[Input for this task]
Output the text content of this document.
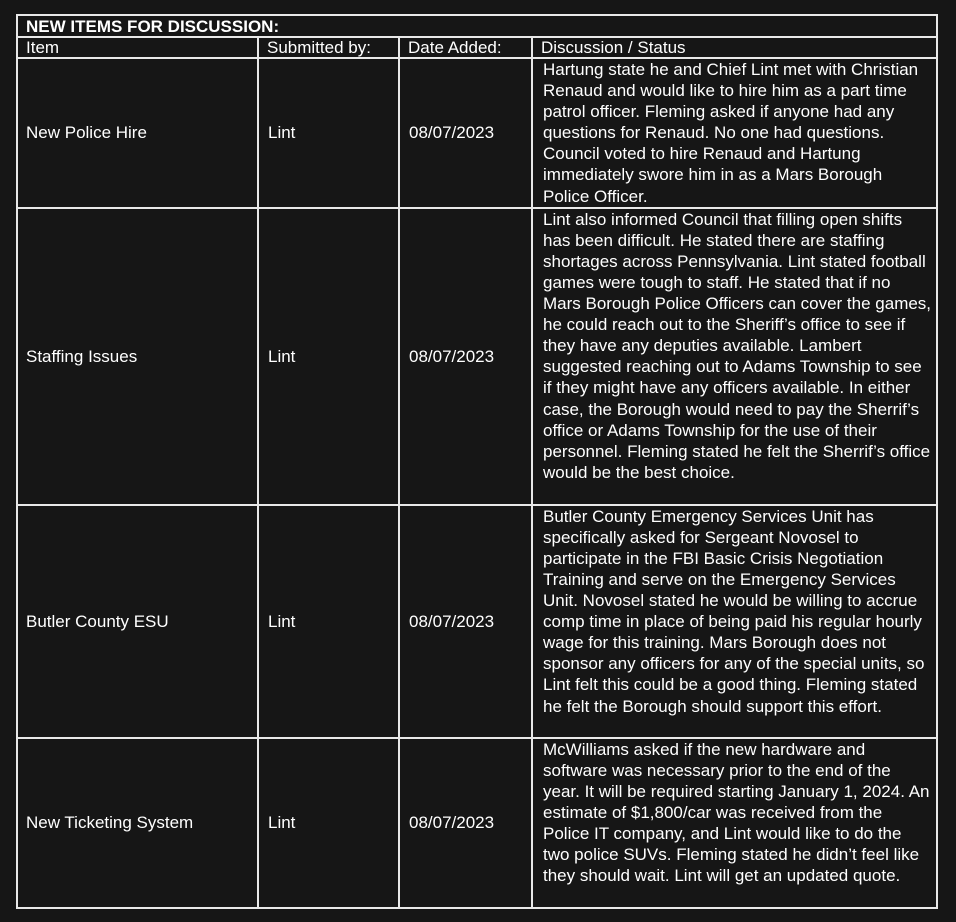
NEW ITEMS FOR DISCUSSION:			
Item	Submitted by:	Date Added:	Discussion / Status
New Police Hire	Lint	08/07/2023	Hartung state he and Chief Lint met with Christian Renaud and would like to hire him as a part time patrol officer. Fleming asked if anyone had any questions for Renaud. No one had questions. Council voted to hire Renaud and Hartung immediately swore him in as a Mars Borough Police Officer.
Staffing Issues	Lint	08/07/2023	Lint also informed Council that filling open shifts has been difficult. He stated there are staffing shortages across Pennsylvania. Lint stated football games were tough to staff. He stated that if no Mars Borough Police Officers can cover the games, he could reach out to the Sheriff’s office to see if they have any deputies available. Lambert suggested reaching out to Adams Township to see if they might have any officers available. In either case, the Borough would need to pay the Sherrif’s office or Adams Township for the use of their personnel. Fleming stated he felt the Sherrif’s office would be the best choice.
Butler County ESU	Lint	08/07/2023	Butler County Emergency Services Unit has specifically asked for Sergeant Novosel to participate in the FBI Basic Crisis Negotiation Training and serve on the Emergency Services Unit. Novosel stated he would be willing to accrue comp time in place of being paid his regular hourly wage for this training. Mars Borough does not sponsor any officers for any of the special units, so Lint felt this could be a good thing. Fleming stated he felt the Borough should support this effort.
New Ticketing System	Lint	08/07/2023	McWilliams asked if the new hardware and software was necessary prior to the end of the year. It will be required starting January 1, 2024. An estimate of $1,800/car was received from the Police IT company, and Lint would like to do the two police SUVs. Fleming stated he didn’t feel like they should wait. Lint will get an updated quote.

[Stated problem] Give every line above again exactly, with no pictures.

[Complete response]
Output the text content of this document.
NEW ITEMS FOR DISCUSSION:			
Item	Submitted by:	Date Added:	Discussion / Status
New Police Hire	Lint	08/07/2023	Hartung state he and Chief Lint met with Christian Renaud and would like to hire him as a part time patrol officer. Fleming asked if anyone had any questions for Renaud. No one had questions. Council voted to hire Renaud and Hartung immediately swore him in as a Mars Borough Police Officer.
Staffing Issues	Lint	08/07/2023	Lint also informed Council that filling open shifts has been difficult. He stated there are staffing shortages across Pennsylvania. Lint stated football games were tough to staff. He stated that if no Mars Borough Police Officers can cover the games, he could reach out to the Sheriff’s office to see if they have any deputies available. Lambert suggested reaching out to Adams Township to see if they might have any officers available. In either case, the Borough would need to pay the Sherrif’s office or Adams Township for the use of their personnel. Fleming stated he felt the Sherrif’s office would be the best choice.
Butler County ESU	Lint	08/07/2023	Butler County Emergency Services Unit has specifically asked for Sergeant Novosel to participate in the FBI Basic Crisis Negotiation Training and serve on the Emergency Services Unit. Novosel stated he would be willing to accrue comp time in place of being paid his regular hourly wage for this training. Mars Borough does not sponsor any officers for any of the special units, so Lint felt this could be a good thing. Fleming stated he felt the Borough should support this effort.
New Ticketing System	Lint	08/07/2023	McWilliams asked if the new hardware and software was necessary prior to the end of the year. It will be required starting January 1, 2024. An estimate of $1,800/car was received from the Police IT company, and Lint would like to do the two police SUVs. Fleming stated he didn’t feel like they should wait. Lint will get an updated quote.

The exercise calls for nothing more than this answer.